• **GIVEN REQUEST**
In the records below, find each line with the word "Beslutet" and copy it.

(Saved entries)
···
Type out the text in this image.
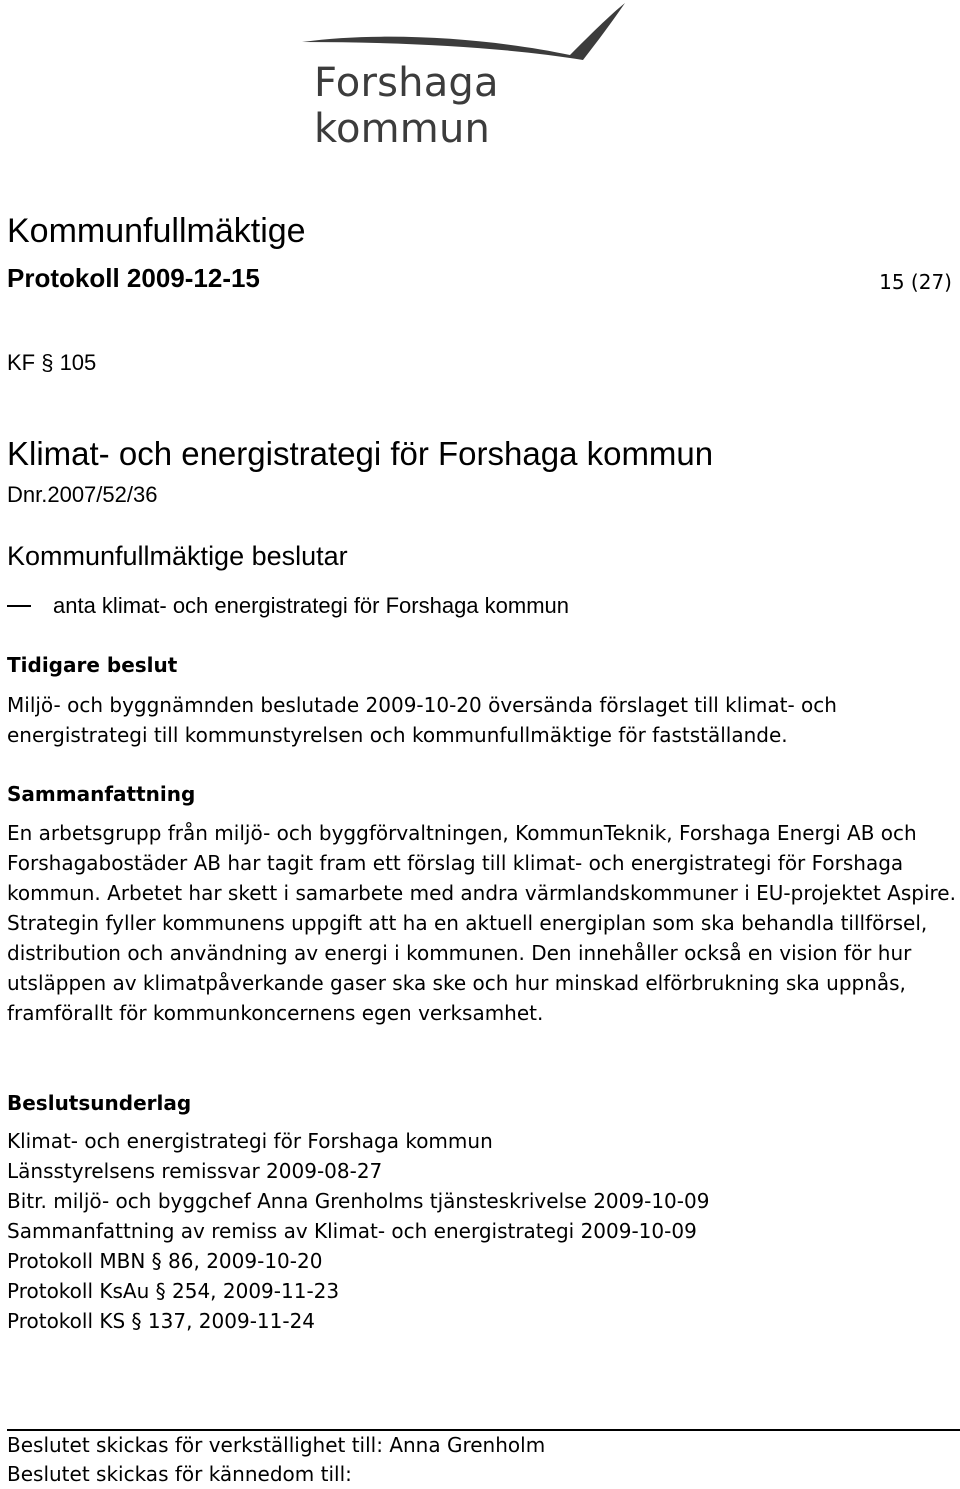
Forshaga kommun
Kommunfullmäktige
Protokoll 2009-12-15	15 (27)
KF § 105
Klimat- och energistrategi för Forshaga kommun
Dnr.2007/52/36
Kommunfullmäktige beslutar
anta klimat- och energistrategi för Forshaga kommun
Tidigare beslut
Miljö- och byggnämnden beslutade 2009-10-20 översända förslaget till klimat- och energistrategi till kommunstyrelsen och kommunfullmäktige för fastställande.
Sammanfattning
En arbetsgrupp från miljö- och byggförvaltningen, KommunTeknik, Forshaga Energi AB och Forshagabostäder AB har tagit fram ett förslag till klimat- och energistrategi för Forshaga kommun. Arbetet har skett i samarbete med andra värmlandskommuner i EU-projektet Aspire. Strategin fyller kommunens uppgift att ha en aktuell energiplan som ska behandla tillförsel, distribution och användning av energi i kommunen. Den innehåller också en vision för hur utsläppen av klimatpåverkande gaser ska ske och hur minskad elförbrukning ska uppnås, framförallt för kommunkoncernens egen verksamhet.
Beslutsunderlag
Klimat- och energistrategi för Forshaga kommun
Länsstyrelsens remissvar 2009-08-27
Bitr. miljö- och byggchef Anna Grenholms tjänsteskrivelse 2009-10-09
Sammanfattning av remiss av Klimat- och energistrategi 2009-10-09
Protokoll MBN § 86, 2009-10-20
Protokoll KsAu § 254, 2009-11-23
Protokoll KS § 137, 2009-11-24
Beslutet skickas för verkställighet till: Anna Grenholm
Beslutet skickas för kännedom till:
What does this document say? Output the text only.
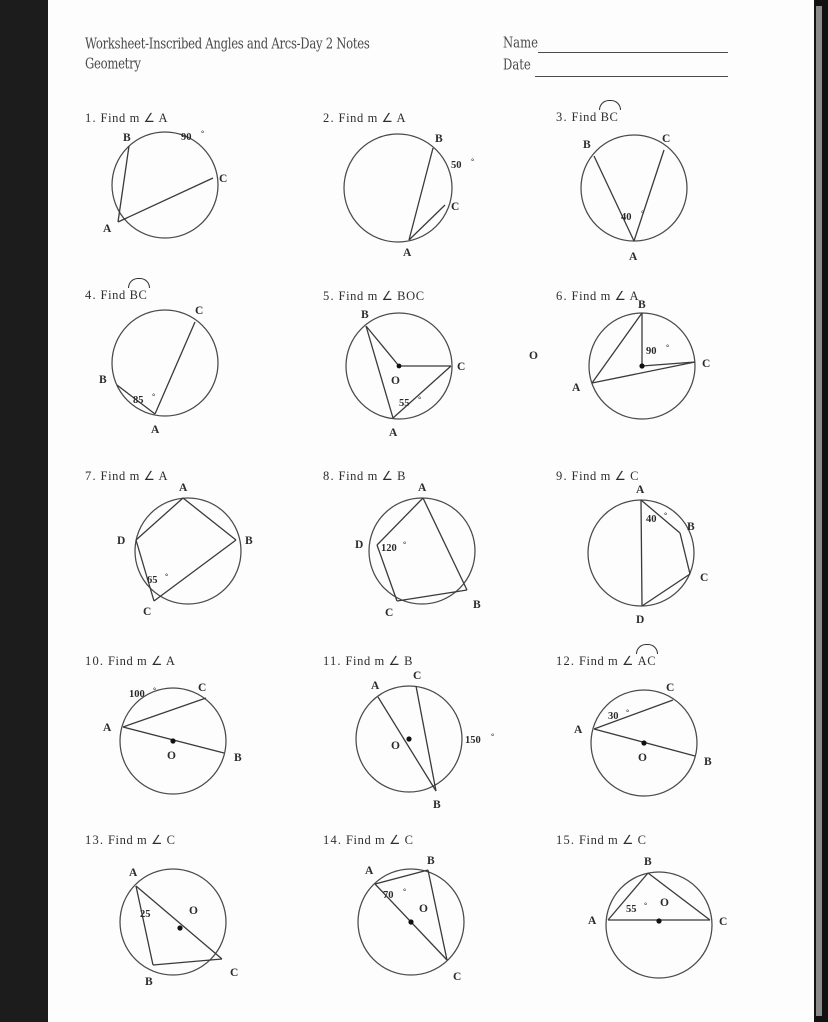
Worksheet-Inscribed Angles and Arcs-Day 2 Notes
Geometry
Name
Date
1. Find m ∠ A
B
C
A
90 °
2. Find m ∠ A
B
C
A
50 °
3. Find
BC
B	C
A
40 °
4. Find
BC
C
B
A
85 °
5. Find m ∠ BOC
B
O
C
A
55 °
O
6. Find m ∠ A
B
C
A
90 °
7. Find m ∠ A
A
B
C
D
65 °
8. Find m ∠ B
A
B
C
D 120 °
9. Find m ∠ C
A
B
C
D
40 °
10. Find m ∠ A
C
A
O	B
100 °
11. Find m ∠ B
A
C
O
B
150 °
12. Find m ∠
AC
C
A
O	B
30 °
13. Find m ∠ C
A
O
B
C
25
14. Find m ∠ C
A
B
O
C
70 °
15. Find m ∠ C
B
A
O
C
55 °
···
• **FINISHED ANSWER**
Beslutet skickas för verkställighet till: Anna Grenholm
Beslutet skickas för kännedom till:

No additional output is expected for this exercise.